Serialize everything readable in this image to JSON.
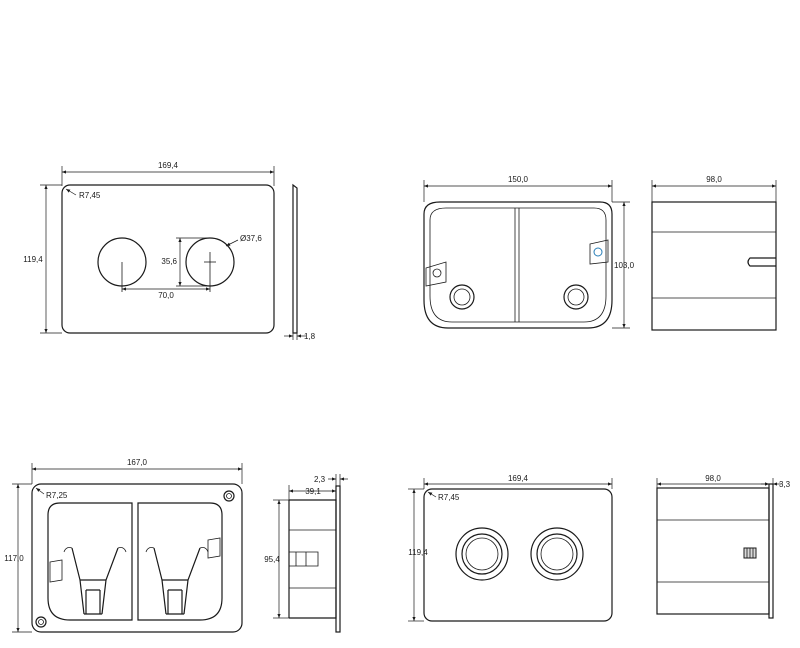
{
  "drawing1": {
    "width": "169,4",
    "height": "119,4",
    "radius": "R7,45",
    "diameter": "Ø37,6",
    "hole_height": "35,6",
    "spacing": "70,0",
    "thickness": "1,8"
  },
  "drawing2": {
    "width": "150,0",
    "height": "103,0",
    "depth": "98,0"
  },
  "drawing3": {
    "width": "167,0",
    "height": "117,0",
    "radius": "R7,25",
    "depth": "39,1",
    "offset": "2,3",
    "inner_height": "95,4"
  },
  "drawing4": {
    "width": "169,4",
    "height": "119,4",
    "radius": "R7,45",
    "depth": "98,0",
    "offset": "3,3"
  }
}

***

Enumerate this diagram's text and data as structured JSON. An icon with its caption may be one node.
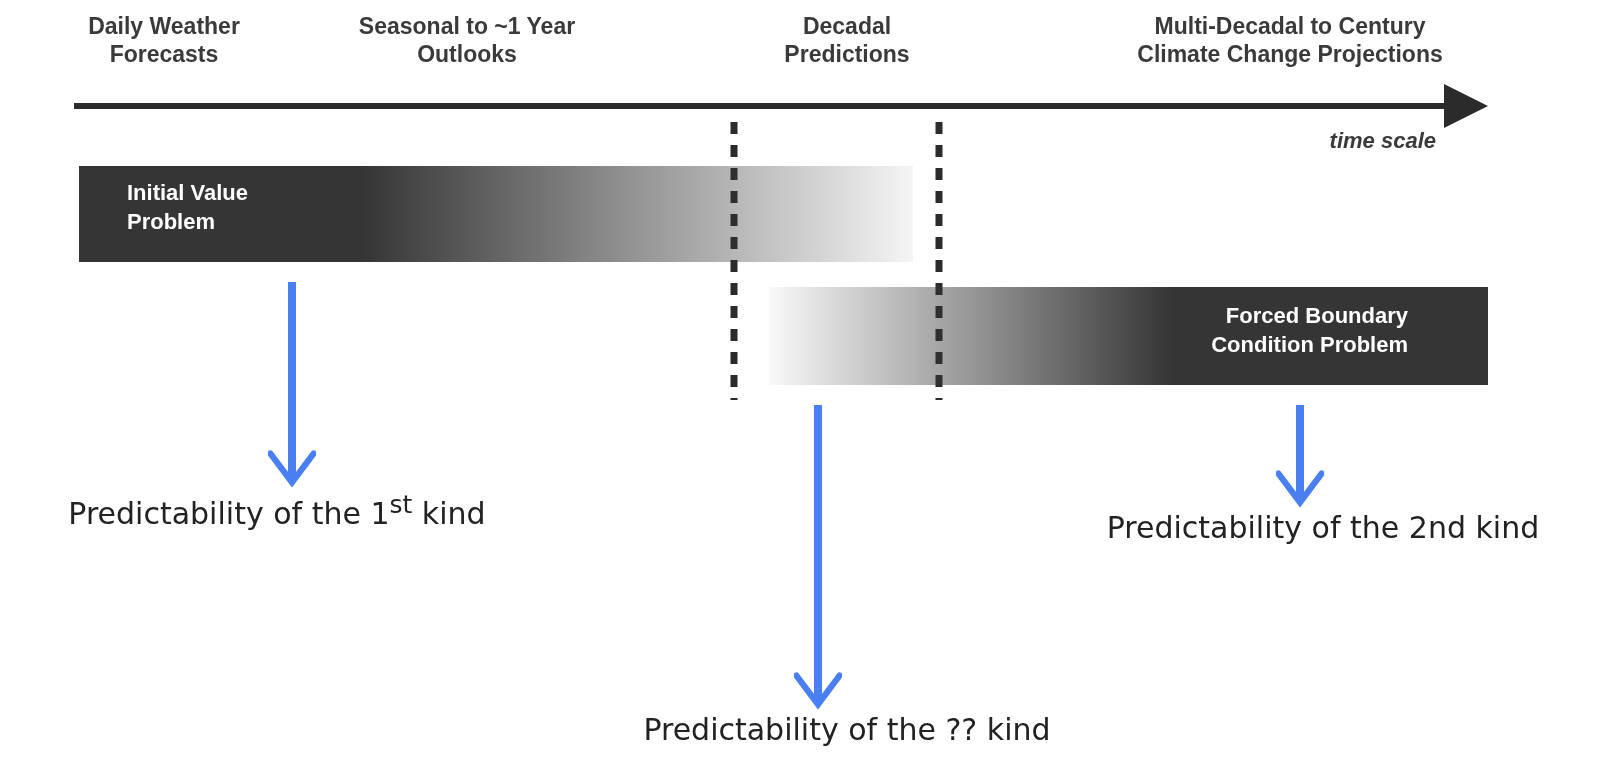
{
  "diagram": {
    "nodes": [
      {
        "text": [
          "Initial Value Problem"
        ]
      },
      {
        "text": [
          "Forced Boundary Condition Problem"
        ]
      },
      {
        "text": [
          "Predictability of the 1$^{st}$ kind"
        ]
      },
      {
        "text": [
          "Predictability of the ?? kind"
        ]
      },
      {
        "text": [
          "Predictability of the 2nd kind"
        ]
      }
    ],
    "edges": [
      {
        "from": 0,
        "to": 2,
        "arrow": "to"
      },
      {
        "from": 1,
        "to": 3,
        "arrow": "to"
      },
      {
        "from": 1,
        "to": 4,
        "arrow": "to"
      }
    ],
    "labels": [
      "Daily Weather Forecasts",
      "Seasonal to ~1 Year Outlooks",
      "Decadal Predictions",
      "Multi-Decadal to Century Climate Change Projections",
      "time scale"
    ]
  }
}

***

Gather each line that holds "width".

    "width": "169,4",
    "width": "150,0",
    "width": "167,0",
    "width": "169,4",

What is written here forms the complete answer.